What to produce:
Every line of the data that contains the string "обществе" must be copied.

-- Start The input --

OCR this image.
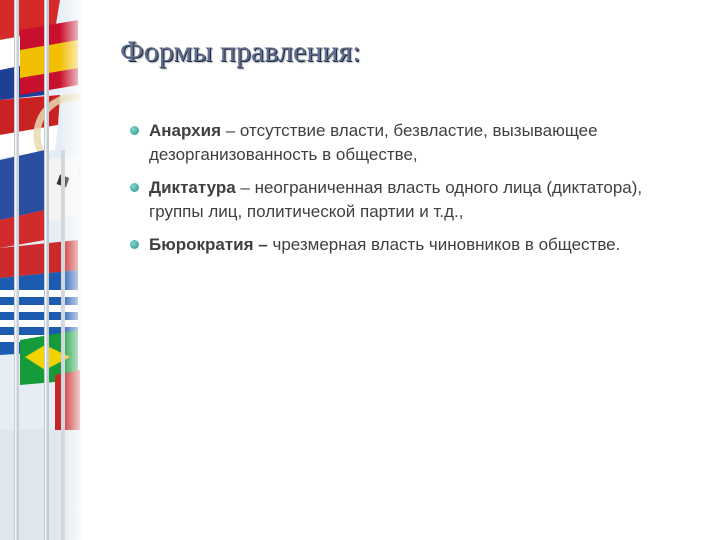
Формы правления:
Анархия – отсутствие власти, безвластие, вызывающее дезорганизованность в обществе,
Диктатура – неограниченная власть одного лица (диктатора), группы лиц, политической партии и т.д.,
Бюрократия – чрезмерная власть чиновников в обществе.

-- End The input --

Solution below:
Анархия – отсутствие власти, безвластие, вызывающее дезорганизованность в обществе,
Бюрократия – чрезмерная власть чиновников в обществе.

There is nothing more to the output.